PROBLEM DETAILS:
For the listing below, give the count of lines containing "指定隧道另计", and no other text.

--- BEGIN ---

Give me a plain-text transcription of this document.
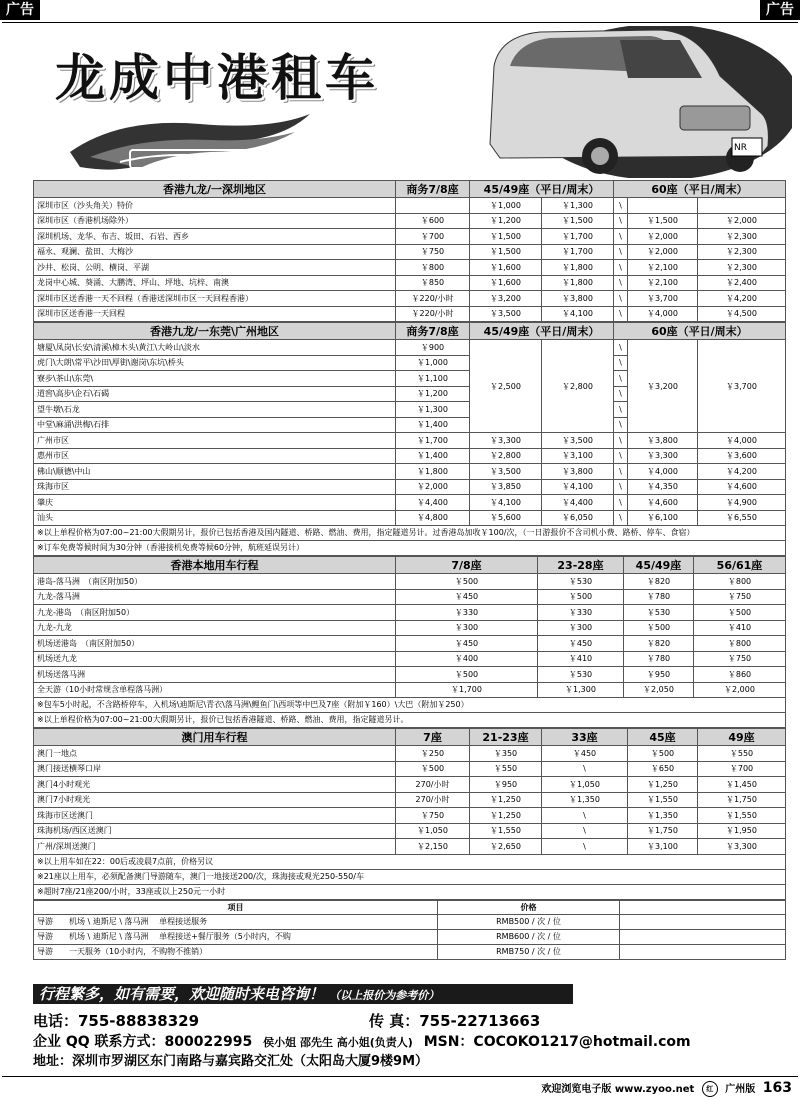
广告	广告
龙成中港租车
NR
香港九龙/一深圳地区	商务7/8座	45/49座（平日/周末）		60座（平日/周末）		
深圳市区（沙头角关）特价		￥1,000	￥1,300	\		
深圳市区（香港机场除外）	￥600	￥1,200	￥1,500	\	￥1,500	￥2,000
深圳机场、龙华、布吉、坂田、石岩、西乡	￥700	￥1,500	￥1,700	\	￥2,000	￥2,300
福永、观澜、盐田、大梅沙	￥750	￥1,500	￥1,700	\	￥2,000	￥2,300
沙井、松岗、公明、横岗、平湖	￥800	￥1,600	￥1,800	\	￥2,100	￥2,300
龙岗中心城、葵涌、大鹏湾、坪山、坪地、坑梓、南澳	￥850	￥1,600	￥1,800	\	￥2,100	￥2,400
深圳市区送香港一天不回程（香港送深圳市区一天回程香港）	￥220/小时	￥3,200	￥3,800	\	￥3,700	￥4,200
深圳市区送香港一天回程	￥220/小时	￥3,500	￥4,100	\	￥4,000	￥4,500
香港九龙/一东莞\广州地区	商务7/8座	45/49座（平日/周末）		60座（平日/周末）		
塘厦\凤岗\长安\清溪\樟木头\黄江\大岭山\淡水	￥900	￥2,500	￥2,800	\	￥3,200	￥3,700
虎门\大朗\常平\沙田\厚街\谢岗\东坑\桥头	￥1,000			\		
寮步\茶山\东莞\	￥1,100			\		
道窖\高步\企石\石碣	￥1,200			\		
望牛墩\石龙	￥1,300			\		
中堂\麻涌\洪梅\石排	￥1,400			\		
广州市区	￥1,700	￥3,300	￥3,500	\	￥3,800	￥4,000
惠州市区	￥1,400	￥2,800	￥3,100	\	￥3,300	￥3,600
佛山\顺德\中山	￥1,800	￥3,500	￥3,800	\	￥4,000	￥4,200
珠海市区	￥2,000	￥3,850	￥4,100	\	￥4,350	￥4,600
肇庆	￥4,400	￥4,100	￥4,400	\	￥4,600	￥4,900
汕头	￥4,800	￥5,600	￥6,050	\	￥6,100	￥6,550
※以上单程价格为07:00~21:00大假期另计，报价已包括香港及国内隧道、桥路、燃油、费用，指定隧道另计。过香港岛加收￥100/次，（一日游报价不含司机小费、路桥、停车、食宿）						
※订车免费等候时间为30分钟（香港接机免费等候60分钟，航班延误另计）						
香港本地用车行程	7/8座	23-28座	45/49座	56/61座
港岛-落马洲　（南区附加50）	￥500	￥530	￥820	￥800
九龙-落马洲	￥450	￥500	￥780	￥750
九龙-港岛　（南区附加50）	￥330	￥330	￥530	￥500
九龙-九龙	￥300	￥300	￥500	￥410
机场送港岛　（南区附加50）	￥450	￥450	￥820	￥800
机场送九龙	￥400	￥410	￥780	￥750
机场送落马洲	￥500	￥530	￥950	￥860
全天游（10小时常规含单程落马洲）	￥1,700	￥1,300	￥2,050	￥2,000
※包车5小时起，不含路桥停车，入机场\迪斯尼\青衣\落马洲\鲤鱼门\西项等中巴及7座（附加￥160）\大巴（附加￥250）				
※以上单程价格为07:00~21:00大假期另计，报价已包括香港隧道、桥路、燃油、费用，指定隧道另计。				
澳门用车行程	7座	21-23座	33座	45座	49座
澳门一地点	￥250	￥350	￥450	￥500	￥550
澳门接送横琴口岸	￥500	￥550	\	￥650	￥700
澳门4小时观光	270/小时	￥950	￥1,050	￥1,250	￥1,450
澳门7小时观光	270/小时	￥1,250	￥1,350	￥1,550	￥1,750
珠海市区送澳门	￥750	￥1,250	\	￥1,350	￥1,550
珠海机场/西区送澳门	￥1,050	￥1,550	\	￥1,750	￥1,950
广州/深圳送澳门	￥2,150	￥2,650	\	￥3,100	￥3,300
※以上用车如在22：00后或凌晨7点前，价格另议					
※21座以上用车，必须配备澳门导游随车，澳门一地接送200/次，珠海接或观光250-550/车					
※超时7座/21座200/小时，33座或以上250元一小时					
项目	价格	
导游　　机场 \ 迪斯尼 \ 落马洲　 单程接送服务	RMB500 / 次 / 位	
导游　　机场 \ 迪斯尼 \ 落马洲　 单程接送+餐厅服务（5小时内，不购	RMB600 / 次 / 位	
导游　　一天服务（10小时内，不购物不推销）	RMB750 / 次 / 位	
行程繁多，如有需要，欢迎随时来电咨询！ （以上报价为参考价）
电话：755-88838329	传 真：755-22713663
企业 QQ 联系方式：800022995 侯小姐 邵先生 高小姐(负责人) MSN：COCOKO1217@hotmail.com
地址：深圳市罗湖区东门南路与嘉宾路交汇处（太阳岛大厦9楼9M）
欢迎浏览电子版 www.zyoo.net 红 广州版 163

--- END ---

OUTPUT OF THE TASK:
2